**What you are asked to do**
Output, please, every line from the line that holds "Output the text content of this document." to the end, exactly as written.

★ ★ ★

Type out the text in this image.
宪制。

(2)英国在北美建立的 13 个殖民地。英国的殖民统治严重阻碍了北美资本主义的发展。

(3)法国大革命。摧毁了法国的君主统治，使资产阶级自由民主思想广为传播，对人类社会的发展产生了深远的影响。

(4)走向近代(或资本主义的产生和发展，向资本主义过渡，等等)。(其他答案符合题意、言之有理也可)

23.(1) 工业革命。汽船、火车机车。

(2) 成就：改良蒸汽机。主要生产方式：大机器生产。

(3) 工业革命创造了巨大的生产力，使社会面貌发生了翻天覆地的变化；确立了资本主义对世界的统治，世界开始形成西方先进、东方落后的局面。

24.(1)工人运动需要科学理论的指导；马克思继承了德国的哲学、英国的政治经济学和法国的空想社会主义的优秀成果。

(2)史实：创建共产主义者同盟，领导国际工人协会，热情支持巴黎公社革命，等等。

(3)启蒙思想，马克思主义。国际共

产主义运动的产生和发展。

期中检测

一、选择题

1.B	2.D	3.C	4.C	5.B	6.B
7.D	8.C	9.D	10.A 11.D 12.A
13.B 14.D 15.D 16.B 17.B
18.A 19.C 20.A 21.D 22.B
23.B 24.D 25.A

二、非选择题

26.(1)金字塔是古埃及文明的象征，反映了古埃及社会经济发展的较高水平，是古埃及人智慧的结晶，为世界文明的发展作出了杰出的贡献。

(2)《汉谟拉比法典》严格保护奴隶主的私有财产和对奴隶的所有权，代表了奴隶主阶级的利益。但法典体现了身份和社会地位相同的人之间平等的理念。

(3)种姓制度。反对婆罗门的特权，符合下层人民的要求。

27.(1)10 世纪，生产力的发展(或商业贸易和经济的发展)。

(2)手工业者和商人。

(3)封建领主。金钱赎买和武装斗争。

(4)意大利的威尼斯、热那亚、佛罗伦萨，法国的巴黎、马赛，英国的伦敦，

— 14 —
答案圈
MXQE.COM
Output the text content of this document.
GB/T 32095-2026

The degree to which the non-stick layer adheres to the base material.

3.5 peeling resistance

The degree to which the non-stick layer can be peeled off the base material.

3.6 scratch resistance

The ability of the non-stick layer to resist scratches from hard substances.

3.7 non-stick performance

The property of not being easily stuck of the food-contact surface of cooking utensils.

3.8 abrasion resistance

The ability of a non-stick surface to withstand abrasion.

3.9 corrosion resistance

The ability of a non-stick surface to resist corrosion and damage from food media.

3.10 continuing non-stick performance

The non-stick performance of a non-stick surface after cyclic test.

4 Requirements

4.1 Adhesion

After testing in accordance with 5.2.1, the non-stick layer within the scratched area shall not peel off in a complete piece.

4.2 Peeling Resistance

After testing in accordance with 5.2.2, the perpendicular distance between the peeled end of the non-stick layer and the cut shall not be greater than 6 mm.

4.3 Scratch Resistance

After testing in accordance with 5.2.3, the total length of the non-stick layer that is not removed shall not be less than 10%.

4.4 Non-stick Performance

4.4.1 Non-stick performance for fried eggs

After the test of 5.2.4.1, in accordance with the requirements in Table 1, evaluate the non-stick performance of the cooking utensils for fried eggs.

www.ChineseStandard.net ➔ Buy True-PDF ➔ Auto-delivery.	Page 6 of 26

★ ★ ★

**Task solution**
Output the text content of this document.
GB/T 32095-2026

The degree to which the non-stick layer adheres to the base material.

3.5 peeling resistance

The degree to which the non-stick layer can be peeled off the base material.

3.6 scratch resistance

The ability of the non-stick layer to resist scratches from hard substances.

3.7 non-stick performance

The property of not being easily stuck of the food-contact surface of cooking utensils.

3.8 abrasion resistance

The ability of a non-stick surface to withstand abrasion.

3.9 corrosion resistance

The ability of a non-stick surface to resist corrosion and damage from food media.

3.10 continuing non-stick performance

The non-stick performance of a non-stick surface after cyclic test.

4 Requirements

4.1 Adhesion

After testing in accordance with 5.2.1, the non-stick layer within the scratched area shall not peel off in a complete piece.

4.2 Peeling Resistance

After testing in accordance with 5.2.2, the perpendicular distance between the peeled end of the non-stick layer and the cut shall not be greater than 6 mm.

4.3 Scratch Resistance

After testing in accordance with 5.2.3, the total length of the non-stick layer that is not removed shall not be less than 10%.

4.4 Non-stick Performance

4.4.1 Non-stick performance for fried eggs

After the test of 5.2.4.1, in accordance with the requirements in Table 1, evaluate the non-stick performance of the cooking utensils for fried eggs.

www.ChineseStandard.net ➔ Buy True-PDF ➔ Auto-delivery.	Page 6 of 26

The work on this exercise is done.